[EXERCISE BRIEF]:
Which lines hold the word "archive"? Copy each of them.

[THE INPUT]:

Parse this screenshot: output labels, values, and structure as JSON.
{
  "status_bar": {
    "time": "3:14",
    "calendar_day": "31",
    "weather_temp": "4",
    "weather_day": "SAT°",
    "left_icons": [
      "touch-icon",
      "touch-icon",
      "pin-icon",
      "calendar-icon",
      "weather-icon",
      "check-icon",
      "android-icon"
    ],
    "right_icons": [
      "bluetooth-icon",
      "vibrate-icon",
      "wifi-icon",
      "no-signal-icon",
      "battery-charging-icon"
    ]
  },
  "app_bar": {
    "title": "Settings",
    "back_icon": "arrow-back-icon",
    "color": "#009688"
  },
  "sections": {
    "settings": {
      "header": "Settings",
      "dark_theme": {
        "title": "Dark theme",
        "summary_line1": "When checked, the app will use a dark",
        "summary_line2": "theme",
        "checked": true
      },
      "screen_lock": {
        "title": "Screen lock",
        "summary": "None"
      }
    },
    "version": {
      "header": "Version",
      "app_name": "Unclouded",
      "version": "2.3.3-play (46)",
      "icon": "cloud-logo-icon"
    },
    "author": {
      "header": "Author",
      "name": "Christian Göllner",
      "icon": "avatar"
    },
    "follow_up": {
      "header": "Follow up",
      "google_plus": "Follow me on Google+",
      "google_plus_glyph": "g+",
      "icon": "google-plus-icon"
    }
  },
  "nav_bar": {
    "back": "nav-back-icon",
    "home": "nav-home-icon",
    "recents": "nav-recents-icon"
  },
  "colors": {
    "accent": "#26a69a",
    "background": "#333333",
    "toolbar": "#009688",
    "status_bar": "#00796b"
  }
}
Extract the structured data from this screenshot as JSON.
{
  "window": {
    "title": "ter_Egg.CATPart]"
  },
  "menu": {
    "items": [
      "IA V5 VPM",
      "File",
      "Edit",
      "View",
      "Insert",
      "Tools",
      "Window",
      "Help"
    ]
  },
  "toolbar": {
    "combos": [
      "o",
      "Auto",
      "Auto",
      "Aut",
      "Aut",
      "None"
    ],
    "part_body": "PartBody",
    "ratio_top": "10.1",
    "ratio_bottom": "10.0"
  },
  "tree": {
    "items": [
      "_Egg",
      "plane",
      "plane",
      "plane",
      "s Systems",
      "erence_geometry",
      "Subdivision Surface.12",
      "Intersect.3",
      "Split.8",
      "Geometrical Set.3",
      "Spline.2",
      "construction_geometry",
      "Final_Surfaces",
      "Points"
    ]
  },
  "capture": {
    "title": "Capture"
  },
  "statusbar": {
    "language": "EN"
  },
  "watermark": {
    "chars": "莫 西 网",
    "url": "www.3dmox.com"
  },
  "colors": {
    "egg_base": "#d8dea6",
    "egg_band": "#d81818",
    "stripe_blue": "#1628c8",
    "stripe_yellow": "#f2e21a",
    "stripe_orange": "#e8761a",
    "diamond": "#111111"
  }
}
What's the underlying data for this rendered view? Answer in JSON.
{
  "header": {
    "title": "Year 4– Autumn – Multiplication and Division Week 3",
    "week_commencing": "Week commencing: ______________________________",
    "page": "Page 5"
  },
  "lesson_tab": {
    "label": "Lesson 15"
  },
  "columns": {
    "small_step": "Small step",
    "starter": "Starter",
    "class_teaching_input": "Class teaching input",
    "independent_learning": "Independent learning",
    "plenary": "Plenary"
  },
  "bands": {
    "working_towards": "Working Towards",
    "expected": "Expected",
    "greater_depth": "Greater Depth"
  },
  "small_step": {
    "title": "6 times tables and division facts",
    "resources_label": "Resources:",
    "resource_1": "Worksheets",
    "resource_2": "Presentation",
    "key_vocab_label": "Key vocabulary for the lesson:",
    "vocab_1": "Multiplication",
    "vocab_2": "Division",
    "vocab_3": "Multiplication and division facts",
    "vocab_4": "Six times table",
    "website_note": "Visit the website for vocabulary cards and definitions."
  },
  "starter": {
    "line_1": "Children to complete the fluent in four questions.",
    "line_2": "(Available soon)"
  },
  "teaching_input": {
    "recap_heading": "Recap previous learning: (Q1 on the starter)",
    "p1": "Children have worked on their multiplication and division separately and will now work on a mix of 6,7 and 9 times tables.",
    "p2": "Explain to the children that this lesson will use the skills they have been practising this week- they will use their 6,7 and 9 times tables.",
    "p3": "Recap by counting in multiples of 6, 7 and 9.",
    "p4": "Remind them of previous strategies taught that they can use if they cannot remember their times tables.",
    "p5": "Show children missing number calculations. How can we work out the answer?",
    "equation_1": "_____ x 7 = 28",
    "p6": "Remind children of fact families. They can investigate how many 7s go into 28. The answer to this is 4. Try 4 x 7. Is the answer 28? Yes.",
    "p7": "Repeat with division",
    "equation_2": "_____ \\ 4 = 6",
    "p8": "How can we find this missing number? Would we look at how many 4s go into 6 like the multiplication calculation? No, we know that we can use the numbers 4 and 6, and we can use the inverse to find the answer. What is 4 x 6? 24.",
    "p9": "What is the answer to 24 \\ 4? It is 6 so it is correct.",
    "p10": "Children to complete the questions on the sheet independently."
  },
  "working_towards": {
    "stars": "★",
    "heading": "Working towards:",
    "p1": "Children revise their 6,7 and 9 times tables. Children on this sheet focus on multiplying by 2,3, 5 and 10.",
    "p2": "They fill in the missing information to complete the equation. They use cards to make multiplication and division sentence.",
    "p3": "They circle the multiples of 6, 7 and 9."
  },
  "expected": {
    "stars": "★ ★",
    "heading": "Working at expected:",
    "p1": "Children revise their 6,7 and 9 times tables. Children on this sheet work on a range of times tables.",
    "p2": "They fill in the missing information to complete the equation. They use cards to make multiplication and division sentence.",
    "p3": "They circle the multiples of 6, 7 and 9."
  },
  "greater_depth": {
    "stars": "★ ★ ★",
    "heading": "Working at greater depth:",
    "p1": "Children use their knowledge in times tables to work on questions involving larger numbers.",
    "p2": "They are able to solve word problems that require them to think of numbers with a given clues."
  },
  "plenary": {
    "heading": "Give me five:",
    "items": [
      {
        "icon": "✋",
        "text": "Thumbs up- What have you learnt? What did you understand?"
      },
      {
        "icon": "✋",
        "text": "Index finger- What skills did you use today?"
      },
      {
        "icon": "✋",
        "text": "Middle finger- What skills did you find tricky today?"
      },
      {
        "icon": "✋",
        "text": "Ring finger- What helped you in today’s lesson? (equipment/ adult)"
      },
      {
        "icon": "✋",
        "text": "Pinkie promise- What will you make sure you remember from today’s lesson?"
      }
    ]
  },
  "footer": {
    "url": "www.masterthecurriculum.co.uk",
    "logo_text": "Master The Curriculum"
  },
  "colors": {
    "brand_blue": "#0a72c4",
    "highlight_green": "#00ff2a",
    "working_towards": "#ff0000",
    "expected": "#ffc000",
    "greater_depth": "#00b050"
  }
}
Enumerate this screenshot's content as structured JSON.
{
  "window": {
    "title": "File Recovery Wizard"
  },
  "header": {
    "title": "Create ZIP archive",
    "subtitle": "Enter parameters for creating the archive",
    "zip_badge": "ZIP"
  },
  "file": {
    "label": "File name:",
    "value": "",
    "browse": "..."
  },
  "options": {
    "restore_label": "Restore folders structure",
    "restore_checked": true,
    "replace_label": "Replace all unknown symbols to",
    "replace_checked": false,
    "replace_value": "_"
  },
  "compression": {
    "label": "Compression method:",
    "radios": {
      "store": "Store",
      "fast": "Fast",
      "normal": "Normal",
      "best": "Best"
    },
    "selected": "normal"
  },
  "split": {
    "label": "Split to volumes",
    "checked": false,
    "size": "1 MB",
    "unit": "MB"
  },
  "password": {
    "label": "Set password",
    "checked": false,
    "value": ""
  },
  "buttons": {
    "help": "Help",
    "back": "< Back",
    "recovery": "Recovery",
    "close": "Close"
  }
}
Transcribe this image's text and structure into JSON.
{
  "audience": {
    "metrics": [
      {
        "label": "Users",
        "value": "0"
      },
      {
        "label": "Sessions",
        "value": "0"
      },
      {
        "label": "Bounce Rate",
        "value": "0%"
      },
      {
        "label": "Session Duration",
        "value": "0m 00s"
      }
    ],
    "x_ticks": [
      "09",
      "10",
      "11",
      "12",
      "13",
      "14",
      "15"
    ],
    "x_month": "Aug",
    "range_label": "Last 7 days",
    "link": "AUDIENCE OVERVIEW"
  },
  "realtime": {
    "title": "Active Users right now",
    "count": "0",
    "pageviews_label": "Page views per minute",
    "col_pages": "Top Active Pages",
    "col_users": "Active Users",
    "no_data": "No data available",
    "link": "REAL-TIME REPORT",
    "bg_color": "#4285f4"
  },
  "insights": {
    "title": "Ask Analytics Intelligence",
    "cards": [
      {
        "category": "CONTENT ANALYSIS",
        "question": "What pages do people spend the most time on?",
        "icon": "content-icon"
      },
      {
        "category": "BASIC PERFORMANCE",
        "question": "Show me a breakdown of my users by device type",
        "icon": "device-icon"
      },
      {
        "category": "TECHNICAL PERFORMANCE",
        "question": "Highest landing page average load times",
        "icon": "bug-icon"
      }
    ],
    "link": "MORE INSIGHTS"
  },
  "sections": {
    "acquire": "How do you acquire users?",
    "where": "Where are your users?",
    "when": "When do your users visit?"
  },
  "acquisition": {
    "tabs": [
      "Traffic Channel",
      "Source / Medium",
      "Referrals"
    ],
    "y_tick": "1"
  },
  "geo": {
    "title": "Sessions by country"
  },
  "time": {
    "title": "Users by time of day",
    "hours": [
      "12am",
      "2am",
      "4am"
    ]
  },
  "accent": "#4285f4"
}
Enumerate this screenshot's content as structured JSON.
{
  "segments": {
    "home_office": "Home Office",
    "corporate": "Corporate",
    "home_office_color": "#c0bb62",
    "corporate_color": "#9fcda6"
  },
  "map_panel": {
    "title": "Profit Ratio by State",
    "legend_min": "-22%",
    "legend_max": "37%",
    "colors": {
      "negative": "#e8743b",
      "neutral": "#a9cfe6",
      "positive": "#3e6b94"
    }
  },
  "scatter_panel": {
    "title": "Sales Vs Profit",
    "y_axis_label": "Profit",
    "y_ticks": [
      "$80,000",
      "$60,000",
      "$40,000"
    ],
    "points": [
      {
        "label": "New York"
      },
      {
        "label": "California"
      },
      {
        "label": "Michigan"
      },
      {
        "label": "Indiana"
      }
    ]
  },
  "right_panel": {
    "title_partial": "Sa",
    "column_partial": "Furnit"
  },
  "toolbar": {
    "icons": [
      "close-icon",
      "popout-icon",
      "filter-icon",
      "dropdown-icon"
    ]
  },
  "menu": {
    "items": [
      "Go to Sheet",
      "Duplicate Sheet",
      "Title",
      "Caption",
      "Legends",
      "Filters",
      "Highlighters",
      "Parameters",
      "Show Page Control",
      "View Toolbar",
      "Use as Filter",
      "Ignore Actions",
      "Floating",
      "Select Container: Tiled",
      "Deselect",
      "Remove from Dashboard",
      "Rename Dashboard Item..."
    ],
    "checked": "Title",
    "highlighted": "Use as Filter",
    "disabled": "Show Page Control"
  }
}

[RESULT FOR THIS EXERCISE]:
    "title": "Create ZIP archive",
    "subtitle": "Enter parameters for creating the archive",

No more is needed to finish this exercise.